* [EXERCISE DESCRIPTION]: Copy out each line of the material below that holds the string "subtitle".

### DATASET EXTRACT

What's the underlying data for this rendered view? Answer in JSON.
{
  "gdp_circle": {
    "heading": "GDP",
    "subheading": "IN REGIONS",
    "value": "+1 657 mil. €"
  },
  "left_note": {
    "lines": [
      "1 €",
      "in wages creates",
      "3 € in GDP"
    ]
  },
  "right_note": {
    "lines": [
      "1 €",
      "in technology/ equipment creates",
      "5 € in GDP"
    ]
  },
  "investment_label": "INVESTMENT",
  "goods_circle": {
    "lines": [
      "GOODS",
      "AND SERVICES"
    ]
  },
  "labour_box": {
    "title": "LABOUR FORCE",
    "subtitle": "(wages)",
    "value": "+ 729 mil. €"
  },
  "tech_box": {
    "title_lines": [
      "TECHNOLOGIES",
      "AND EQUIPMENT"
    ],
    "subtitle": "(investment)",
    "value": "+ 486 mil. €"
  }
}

######

* [ANSWER TO THIS EXERCISE]:
    "subtitle": "(wages)",
    "subtitle": "(investment)",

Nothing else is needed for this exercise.